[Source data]
━━━━

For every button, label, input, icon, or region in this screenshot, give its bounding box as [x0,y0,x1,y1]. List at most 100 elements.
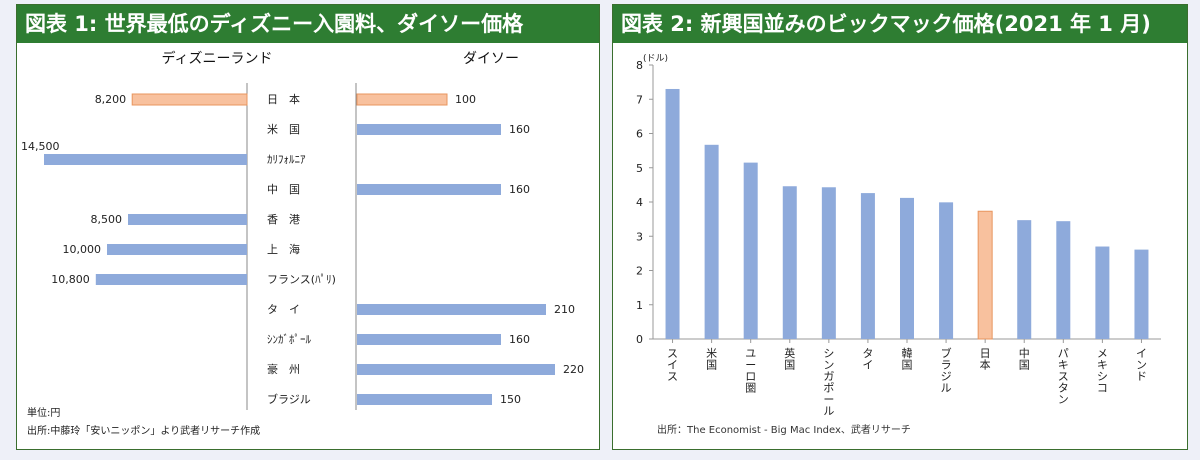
chart1-category-label: ｼﾝｶﾞﾎﾟｰﾙ [267,333,311,346]
chart1-disney-value: 10,800 [51,273,90,286]
chart2-bar [743,162,758,339]
chart1-category-label: 豪 州 [267,362,300,376]
chart1-disney-value: 8,200 [95,93,127,106]
chart2-ylabel: (ドル) [643,54,668,64]
chart1-daiso-value: 160 [509,333,530,346]
chart2-ytick-label: 6 [636,128,643,141]
chart2-bar [704,144,719,339]
chart2-xtick-label: シンガポール [823,347,834,418]
chart1-disney-bar [131,93,248,106]
chart2-xtick-char: 中 [1019,347,1030,360]
chart2-xtick-char: 英 [784,346,795,360]
chart2-bar [977,210,993,340]
chart2-bar [860,193,875,339]
chart2-xtick-char: キ [1097,359,1108,372]
chart2-xtick-char: イ [862,359,873,372]
chart2-xtick-char: ポ [823,382,834,395]
chart1-category-label: ブラジル [267,392,311,406]
chart1-daiso-value: 150 [500,393,521,406]
chart2-xtick-label: ブラジル [941,346,952,395]
chart2-title: 図表 2: 新興国並みのビックマック価格(2021 年 1 月) [613,5,1187,43]
chart1-daiso-bar [357,124,501,135]
chart2-xtick-char: イ [1136,347,1147,360]
chart1-disney-bar [107,244,247,255]
chart2-xtick-label: 英国 [784,346,795,372]
chart2-bar [665,88,680,339]
chart2-xtick-char: ロ [745,370,756,383]
chart1-category-label: 日 本 [267,92,300,106]
chart2-xtick-char: 国 [902,359,913,372]
chart1-daiso-value: 160 [509,183,530,196]
chart2-bar [939,202,954,339]
chart1-unit-note: 単位:円 [27,406,60,419]
chart2-ytick-label: 1 [636,299,643,312]
chart2-xtick-char: ド [1136,370,1147,383]
chart1-disney-value: 8,500 [91,213,123,226]
chart2-ytick-label: 7 [636,93,643,106]
chart2-ytick-label: 3 [636,230,643,243]
chart1-daiso-bar [357,304,546,315]
chart1-daiso-value: 210 [554,303,575,316]
chart2-xtick-char: タ [1058,382,1069,395]
chart2-xtick-char: ン [823,359,834,372]
chart2-xtick-char: パ [1058,347,1069,360]
chart2-xtick-char: ー [745,359,756,372]
chart2-xtick-char: 日 [980,347,991,360]
chart1-disney-bar [128,214,247,225]
chart2-bar [1095,246,1110,339]
chart1-daiso-bar [356,93,448,106]
chart2-xtick-char: 本 [980,358,991,372]
chart1-daiso-value: 160 [509,123,530,136]
chart2-xtick-label: 米国 [706,347,717,372]
chart2-xtick-label: スイス [667,347,678,383]
chart2-xtick-char: ラ [941,359,952,372]
chart2-xtick-label: 韓国 [902,347,913,372]
chart2-ytick-label: 2 [636,265,643,278]
chart2-xtick-char: キ [1058,359,1069,372]
chart1-daiso-bar [357,184,501,195]
chart2-xtick-label: インド [1136,347,1147,383]
chart2-xtick-char: イ [667,359,678,372]
chart2-xtick-char: ス [667,347,678,360]
chart2-bar [782,186,797,339]
chart1-category-label: ｶﾘﾌｫﾙﾆｱ [267,153,306,166]
chart1-panel: 図表 1: 世界最低のディズニー入園料、ダイソー価格 ディズニーランド ダイソー… [16,4,600,450]
chart1-daiso-bar [357,364,555,375]
chart2-xtick-label: 中国 [1019,347,1030,372]
chart2-xtick-char: シ [823,347,834,360]
chart2-ytick-label: 5 [636,162,643,175]
chart2-xtick-char: ガ [823,370,834,383]
chart1-daiso-bar [357,394,492,405]
chart2-bar [1134,249,1149,339]
chart2-xtick-char: ス [667,370,678,383]
chart1-source: 出所:中藤玲「安いニッポン」より武者リサーチ作成 [27,424,260,437]
chart2-bar [821,187,836,339]
chart2-xtick-char: ユ [745,347,756,360]
chart2-xtick-char: 国 [784,359,795,372]
chart2-xtick-label: タイ [862,347,873,372]
chart1-disney-bar [44,154,247,165]
chart2-xtick-char: ル [941,382,952,395]
chart2-xtick-char: メ [1097,347,1108,360]
chart2-xtick-char: シ [1097,370,1108,383]
chart2-xtick-label: 日本 [980,347,991,372]
chart1-category-label: 中 国 [267,183,300,196]
chart1-left-header: ディズニーランド [161,50,272,67]
chart2-xtick-char: 韓 [902,347,913,360]
chart2-xtick-char: ル [823,405,834,418]
chart2-xtick-char: ブ [941,346,952,360]
chart1-category-label: 香 港 [267,213,300,226]
chart2-xtick-char: ン [1058,393,1069,406]
chart2-panel: 図表 2: 新興国並みのビックマック価格(2021 年 1 月) (ドル) 0 1… [612,4,1188,450]
chart1-category-label: 米 国 [267,123,300,136]
chart1-daiso-value: 100 [455,93,476,106]
chart2-ytick-label: 0 [636,333,643,346]
chart1-daiso-value: 220 [563,363,584,376]
chart2-xtick-char: 圏 [745,382,756,395]
chart2-xtick-char: 米 [706,347,717,360]
chart1-disney-value: 14,500 [21,140,60,153]
chart1-category-label: 上 海 [267,242,300,256]
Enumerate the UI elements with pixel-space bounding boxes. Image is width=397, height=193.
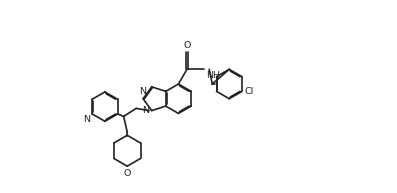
Text: O: O <box>123 169 131 178</box>
Text: N: N <box>140 87 146 96</box>
Text: N: N <box>142 106 149 115</box>
Text: N: N <box>83 115 91 124</box>
Text: Cl: Cl <box>244 87 253 96</box>
Text: NH: NH <box>206 71 220 80</box>
Text: O: O <box>183 41 191 50</box>
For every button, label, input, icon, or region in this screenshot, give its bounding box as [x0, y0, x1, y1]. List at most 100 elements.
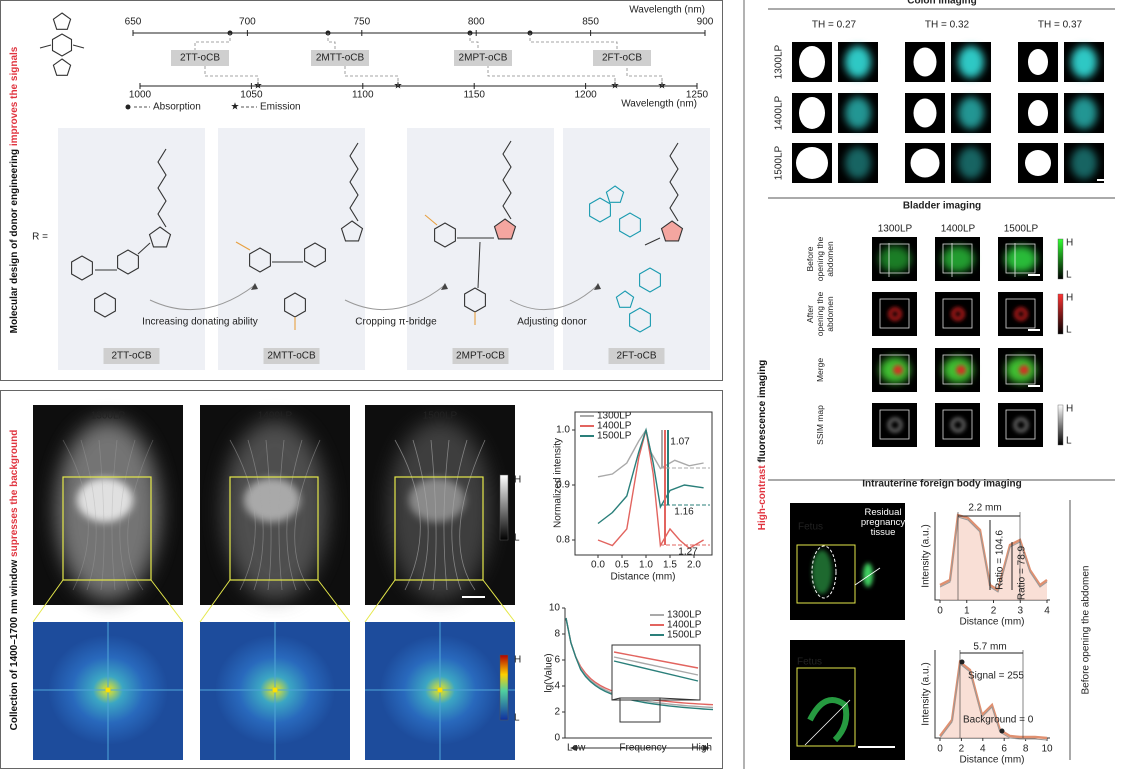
signal: [888, 307, 902, 321]
signal: [1019, 365, 1029, 375]
curve: [529, 33, 618, 50]
point: [959, 659, 965, 665]
compound-label: 2FT-oCB: [616, 351, 656, 362]
colorbar-label: L: [1066, 270, 1072, 281]
tick-label: 10: [1041, 744, 1053, 755]
line: [477, 241, 481, 289]
roi: [394, 476, 484, 581]
emission-marker: ★: [611, 81, 620, 92]
segmentation: [913, 98, 937, 128]
vessel: [459, 439, 486, 591]
profile-curve: [597, 429, 704, 550]
signal: [812, 550, 832, 594]
tick-label: 1: [964, 606, 970, 617]
ring: [629, 307, 651, 333]
signal: [888, 418, 902, 432]
section-title: Colon imaging: [907, 0, 976, 7]
vessel: [265, 439, 272, 591]
vessel: [111, 439, 118, 591]
filter-label: 1300LP: [91, 411, 126, 422]
vessel: [430, 439, 437, 591]
step-label: Adjusting donor: [517, 317, 587, 328]
step-arrow: [509, 284, 599, 311]
legend-marker: ★: [231, 102, 240, 113]
zoom-line: [32, 579, 64, 623]
ring: [52, 58, 72, 76]
tick-label: 0.9: [556, 480, 570, 491]
column-label: 1300LP: [878, 224, 913, 235]
vessel: [286, 439, 303, 591]
legend-marker: [125, 104, 131, 110]
row-label: 1300LP: [774, 44, 785, 79]
tick-label: 1000: [129, 90, 152, 101]
compound-label: 2FT-oCB: [602, 53, 642, 64]
line: [39, 44, 52, 49]
panel-a-frame: [0, 0, 723, 381]
tick-label: 6: [554, 655, 560, 666]
signal: [863, 563, 873, 587]
side-title: Collection of 1400–1700 nm window supres…: [9, 430, 20, 731]
ratio-label: 1.07: [670, 437, 690, 448]
line: [137, 242, 151, 255]
roi: [942, 409, 973, 440]
ring: [117, 249, 139, 275]
ring: [51, 33, 73, 57]
axis-label: lg(Value): [544, 653, 555, 692]
side-title: Molecular design of donor engineering im…: [9, 46, 20, 333]
tick-label: 10: [549, 603, 561, 614]
tick-label: 6: [1001, 744, 1007, 755]
ring: [148, 226, 172, 248]
bladder-signal: [77, 478, 133, 522]
vessel: [62, 439, 89, 591]
side-title-part: improves the signals: [9, 46, 20, 146]
axis-label: Frequency: [619, 743, 666, 754]
card: [218, 128, 365, 370]
colorbar-label: H: [1066, 404, 1073, 415]
tick-label: 1100: [352, 90, 374, 101]
line: [854, 567, 881, 586]
compound-label: 2MTT-oCB: [267, 351, 316, 362]
compound-label: 2MPT-oCB: [459, 53, 508, 64]
axis-label: Distance (mm): [610, 572, 675, 583]
curve: [194, 33, 231, 50]
legend-label: 1400LP: [667, 620, 702, 631]
ring: [249, 247, 271, 273]
side-title-part: fluorescence imaging: [757, 360, 768, 466]
annotation: Signal = 255: [968, 671, 1024, 682]
roi: [942, 354, 973, 385]
row-label: After opening the abdomen: [805, 291, 835, 337]
curve: [626, 66, 663, 86]
axis-label: Wavelength (nm): [621, 99, 697, 110]
curve: [327, 33, 336, 50]
area: [940, 662, 1047, 738]
ring: [340, 220, 364, 242]
legend-label: 1500LP: [597, 431, 632, 442]
ring: [493, 218, 517, 240]
colorbar: [1057, 293, 1064, 335]
compound-label: 2TT-oCB: [180, 53, 220, 64]
compound-tag: [608, 348, 665, 364]
annotation: Ratio = 104.6: [995, 530, 1006, 590]
tick-label: 900: [697, 17, 714, 28]
chain: [349, 142, 359, 222]
side-title-part: Collection of 1400–1700 nm window: [9, 557, 20, 730]
colorbar-label: H: [514, 655, 521, 666]
intrauterine-image: [790, 640, 905, 760]
axis-label: Intensity (a.u.): [921, 524, 932, 587]
threshold-label: TH = 0.37: [1038, 20, 1083, 31]
row-label: SSIM map: [815, 405, 825, 445]
compound-tag: [263, 348, 320, 364]
curve: [235, 241, 251, 251]
roi: [942, 298, 973, 329]
vessel: [278, 439, 285, 591]
vessel: [247, 439, 264, 591]
fetus-outline: [811, 545, 837, 599]
tick-label: 1.5: [663, 560, 677, 571]
arrowhead: [441, 283, 448, 290]
axis-label: Distance (mm): [959, 755, 1024, 766]
side-title-part: High-contrast: [757, 465, 768, 531]
vessel: [80, 439, 97, 591]
annotation: 2.2 mm: [968, 503, 1001, 514]
legend-label: 1400LP: [597, 421, 632, 432]
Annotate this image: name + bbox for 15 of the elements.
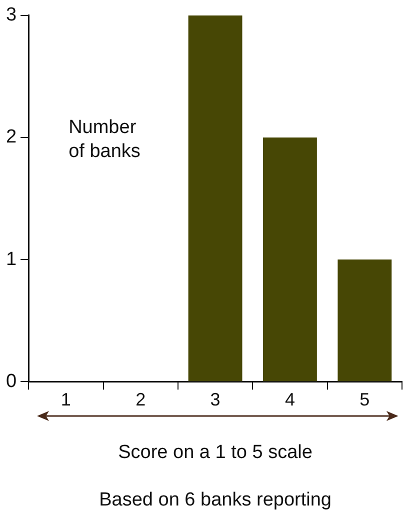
y-tick-label: 3: [6, 4, 17, 26]
x-tick-label: 3: [210, 389, 220, 410]
bar: [188, 15, 242, 382]
x-tick-label: 5: [360, 389, 370, 410]
x-tick-label: 1: [60, 389, 71, 410]
bar: [338, 260, 392, 382]
y-tick-label: 2: [6, 126, 17, 148]
x-axis-title: Score on a 1 to 5 scale: [118, 442, 312, 463]
bar: [263, 137, 317, 382]
x-tick-label: 4: [284, 389, 295, 410]
text: Based on 6 banks reporting: [99, 490, 332, 511]
y-axis-title: Number of banks: [68, 117, 140, 162]
y-tick-label: 0: [6, 370, 17, 392]
x-tick-label: 2: [136, 389, 146, 410]
y-tick-label: 1: [6, 248, 17, 270]
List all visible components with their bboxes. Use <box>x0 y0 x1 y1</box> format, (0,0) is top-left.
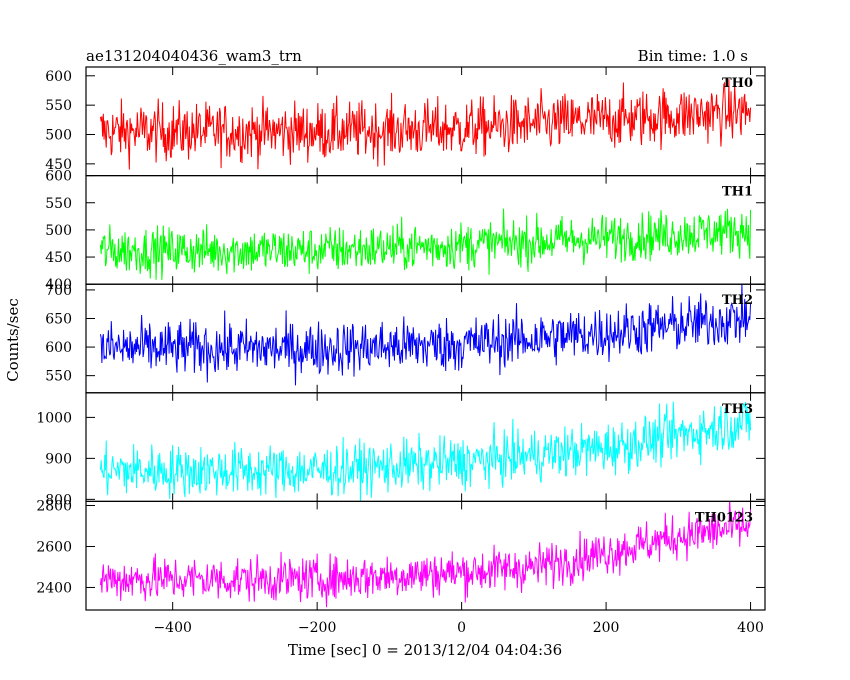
y-tick-label: 550 <box>45 98 72 114</box>
x-tick-label: 400 <box>737 620 764 636</box>
y-tick-label: 700 <box>45 283 72 299</box>
y-tick-label: 450 <box>45 250 72 266</box>
y-tick-label: 2600 <box>36 539 72 555</box>
panel-th3: 800 900 1000 TH3 <box>36 392 766 508</box>
panel-label-th1: TH1 <box>722 185 753 200</box>
panels: 450 500 550 600 TH0 400 450 500 550 600 TH1 550 600 6… <box>36 66 766 611</box>
y-tick-label: 500 <box>45 128 72 144</box>
x-tick-label: −200 <box>298 620 336 636</box>
series-line-th0123 <box>99 501 752 608</box>
panel-label-th2: TH2 <box>722 293 753 308</box>
y-tick-label: 400 <box>45 277 72 293</box>
panel-frame <box>85 500 766 611</box>
y-tick-label: 600 <box>45 169 72 185</box>
y-tick-label: 600 <box>45 340 72 356</box>
y-tick-label: 2400 <box>36 580 72 596</box>
y-tick-label: 800 <box>45 492 72 508</box>
y-axis-label: Counts/sec <box>4 298 22 382</box>
panel-frame <box>85 175 766 285</box>
x-axis-label: Time [sec] 0 = 2013/12/04 04:04:36 <box>288 641 562 659</box>
panel-label-th0: TH0 <box>722 76 753 91</box>
x-tick-label: 200 <box>593 620 620 636</box>
y-tick-label: 450 <box>45 157 72 173</box>
y-tick-label: 1000 <box>36 410 72 426</box>
panel-label-th0123: TH0123 <box>695 510 753 525</box>
panel-th2: 550 600 650 700 TH2 <box>45 283 766 394</box>
y-tick-label: 550 <box>45 369 72 385</box>
bin-time-label: Bin time: 1.0 s <box>638 47 748 65</box>
y-tick-label: 650 <box>45 311 72 327</box>
series-line-th0 <box>99 79 752 170</box>
series-line-th1 <box>99 208 752 281</box>
panel-th0: 450 500 550 600 TH0 <box>45 66 766 177</box>
x-axis-ticks: −400 −200 0 200 400 <box>153 620 763 636</box>
y-tick-label: 2800 <box>36 498 72 514</box>
x-tick-label: 0 <box>457 620 466 636</box>
panel-label-th3: TH3 <box>722 402 753 417</box>
y-tick-label: 550 <box>45 196 72 212</box>
y-tick-label: 900 <box>45 451 72 467</box>
series-line-th2 <box>99 284 752 386</box>
panel-th0123: 2400 2600 2800 TH0123 <box>36 498 766 611</box>
chart-title: ae131204040436_wam3_trn <box>86 47 302 65</box>
y-tick-label: 600 <box>45 69 72 85</box>
x-tick-label: −400 <box>153 620 191 636</box>
y-tick-label: 500 <box>45 223 72 239</box>
panel-th1: 400 450 500 550 600 TH1 <box>45 169 766 293</box>
series-line-th3 <box>99 401 752 502</box>
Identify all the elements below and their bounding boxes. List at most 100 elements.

━━━━

What is required →
In the listing above, repeat the lines from the line with "signal: [888, 307, 902, 321]" to the line with "segmentation: [913, 98, 937, 128]", including both of those lines, without changing anything.

Result for this task →
signal: [888, 307, 902, 321]
signal: [1019, 365, 1029, 375]
curve: [529, 33, 618, 50]
point: [959, 659, 965, 665]
compound-label: 2FT-oCB: [616, 351, 656, 362]
colorbar-label: L: [1066, 270, 1072, 281]
tick-label: 10: [1041, 744, 1053, 755]
line: [477, 241, 481, 289]
roi: [394, 476, 484, 581]
emission-marker: ★: [611, 81, 620, 92]
segmentation: [913, 98, 937, 128]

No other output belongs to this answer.